#### [THE EXERCISE]
Copy, unchanged, the stretch of the records from their first line through the line containing "checkbox-held-notes-priority[interactable]: HELD NOTES".

>> START DATA

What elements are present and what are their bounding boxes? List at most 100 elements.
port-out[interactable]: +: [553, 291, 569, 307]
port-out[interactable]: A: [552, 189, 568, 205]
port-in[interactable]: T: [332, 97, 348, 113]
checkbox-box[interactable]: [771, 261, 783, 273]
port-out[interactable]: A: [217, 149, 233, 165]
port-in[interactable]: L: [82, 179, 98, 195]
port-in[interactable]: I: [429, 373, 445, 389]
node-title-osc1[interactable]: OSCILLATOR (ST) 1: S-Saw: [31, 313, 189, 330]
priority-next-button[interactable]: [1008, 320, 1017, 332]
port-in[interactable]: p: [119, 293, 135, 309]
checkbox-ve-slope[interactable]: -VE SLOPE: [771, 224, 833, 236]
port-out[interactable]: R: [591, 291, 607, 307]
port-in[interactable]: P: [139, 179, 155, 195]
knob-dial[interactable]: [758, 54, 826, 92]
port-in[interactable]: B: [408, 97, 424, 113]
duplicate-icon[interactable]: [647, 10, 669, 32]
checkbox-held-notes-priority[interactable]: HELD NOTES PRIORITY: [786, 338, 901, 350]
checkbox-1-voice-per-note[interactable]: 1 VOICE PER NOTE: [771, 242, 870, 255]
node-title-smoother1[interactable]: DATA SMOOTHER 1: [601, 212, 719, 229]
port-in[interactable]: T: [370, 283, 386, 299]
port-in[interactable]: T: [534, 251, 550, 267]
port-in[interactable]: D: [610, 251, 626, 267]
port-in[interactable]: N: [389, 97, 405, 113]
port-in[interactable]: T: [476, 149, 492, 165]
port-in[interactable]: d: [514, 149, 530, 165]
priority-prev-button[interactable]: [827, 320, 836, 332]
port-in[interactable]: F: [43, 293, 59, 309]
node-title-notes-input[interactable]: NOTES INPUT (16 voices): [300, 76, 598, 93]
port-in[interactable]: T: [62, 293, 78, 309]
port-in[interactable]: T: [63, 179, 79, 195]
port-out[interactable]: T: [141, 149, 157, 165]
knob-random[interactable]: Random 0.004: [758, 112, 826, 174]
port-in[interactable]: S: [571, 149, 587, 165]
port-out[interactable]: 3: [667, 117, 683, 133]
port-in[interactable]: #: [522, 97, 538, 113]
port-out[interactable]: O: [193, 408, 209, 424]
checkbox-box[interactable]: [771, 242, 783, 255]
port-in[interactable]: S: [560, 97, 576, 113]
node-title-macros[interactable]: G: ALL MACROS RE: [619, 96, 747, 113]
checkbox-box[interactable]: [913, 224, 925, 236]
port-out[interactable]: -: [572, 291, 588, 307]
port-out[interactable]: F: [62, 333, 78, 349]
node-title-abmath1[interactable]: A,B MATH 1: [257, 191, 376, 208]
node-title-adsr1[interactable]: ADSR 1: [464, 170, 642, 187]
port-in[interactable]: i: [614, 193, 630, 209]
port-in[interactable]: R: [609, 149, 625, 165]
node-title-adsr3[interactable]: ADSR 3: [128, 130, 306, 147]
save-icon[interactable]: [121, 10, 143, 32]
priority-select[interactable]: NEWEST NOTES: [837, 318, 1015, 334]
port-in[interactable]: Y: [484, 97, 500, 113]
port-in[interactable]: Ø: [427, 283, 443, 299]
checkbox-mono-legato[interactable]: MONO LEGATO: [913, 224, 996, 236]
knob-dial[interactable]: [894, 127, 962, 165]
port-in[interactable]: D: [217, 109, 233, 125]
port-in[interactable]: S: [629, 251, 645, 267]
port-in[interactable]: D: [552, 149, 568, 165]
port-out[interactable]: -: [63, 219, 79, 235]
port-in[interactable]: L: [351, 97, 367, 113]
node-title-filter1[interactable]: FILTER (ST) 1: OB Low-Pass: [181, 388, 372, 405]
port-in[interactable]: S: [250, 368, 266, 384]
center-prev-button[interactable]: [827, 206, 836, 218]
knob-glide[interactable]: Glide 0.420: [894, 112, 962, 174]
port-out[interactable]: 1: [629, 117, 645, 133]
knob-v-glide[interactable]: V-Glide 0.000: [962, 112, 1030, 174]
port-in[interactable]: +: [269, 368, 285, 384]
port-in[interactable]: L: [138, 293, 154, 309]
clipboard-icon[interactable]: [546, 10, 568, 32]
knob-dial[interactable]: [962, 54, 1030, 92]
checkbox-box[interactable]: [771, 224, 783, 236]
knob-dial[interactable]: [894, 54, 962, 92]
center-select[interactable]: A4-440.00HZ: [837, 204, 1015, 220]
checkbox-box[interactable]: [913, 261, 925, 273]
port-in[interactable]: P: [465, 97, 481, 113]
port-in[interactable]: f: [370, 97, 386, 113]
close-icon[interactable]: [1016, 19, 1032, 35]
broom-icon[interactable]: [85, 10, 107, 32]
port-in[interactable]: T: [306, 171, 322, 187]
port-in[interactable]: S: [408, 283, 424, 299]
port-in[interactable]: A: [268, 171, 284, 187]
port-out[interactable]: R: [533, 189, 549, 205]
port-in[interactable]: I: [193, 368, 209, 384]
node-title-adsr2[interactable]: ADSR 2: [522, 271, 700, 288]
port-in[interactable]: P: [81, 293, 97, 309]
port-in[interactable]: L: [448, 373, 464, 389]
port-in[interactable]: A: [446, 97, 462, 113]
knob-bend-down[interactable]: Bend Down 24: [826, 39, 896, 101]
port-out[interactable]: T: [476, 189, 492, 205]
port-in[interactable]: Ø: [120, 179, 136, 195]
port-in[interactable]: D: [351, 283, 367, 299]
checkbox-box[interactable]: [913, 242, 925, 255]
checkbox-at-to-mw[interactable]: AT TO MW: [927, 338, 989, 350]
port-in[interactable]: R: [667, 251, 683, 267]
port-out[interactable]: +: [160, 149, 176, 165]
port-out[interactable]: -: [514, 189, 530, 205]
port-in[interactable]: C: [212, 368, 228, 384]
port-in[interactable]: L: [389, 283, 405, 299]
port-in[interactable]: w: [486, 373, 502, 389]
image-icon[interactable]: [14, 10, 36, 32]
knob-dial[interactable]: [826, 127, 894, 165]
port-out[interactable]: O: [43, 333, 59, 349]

>> END DATA

#### [TASK OUTPUT]
What elements are present and what are their bounding boxes? List at most 100 elements.
port-out[interactable]: +: [553, 291, 569, 307]
port-out[interactable]: A: [552, 189, 568, 205]
port-in[interactable]: T: [332, 97, 348, 113]
checkbox-box[interactable]: [771, 261, 783, 273]
port-out[interactable]: A: [217, 149, 233, 165]
port-in[interactable]: L: [82, 179, 98, 195]
port-in[interactable]: I: [429, 373, 445, 389]
node-title-osc1[interactable]: OSCILLATOR (ST) 1: S-Saw: [31, 313, 189, 330]
priority-next-button[interactable]: [1008, 320, 1017, 332]
port-in[interactable]: p: [119, 293, 135, 309]
checkbox-ve-slope[interactable]: -VE SLOPE: [771, 224, 833, 236]
port-out[interactable]: R: [591, 291, 607, 307]
port-in[interactable]: P: [139, 179, 155, 195]
knob-dial[interactable]: [758, 54, 826, 92]
port-in[interactable]: B: [408, 97, 424, 113]
duplicate-icon[interactable]: [647, 10, 669, 32]
checkbox-held-notes-priority[interactable]: HELD NOTES PRIORITY: [786, 338, 901, 350]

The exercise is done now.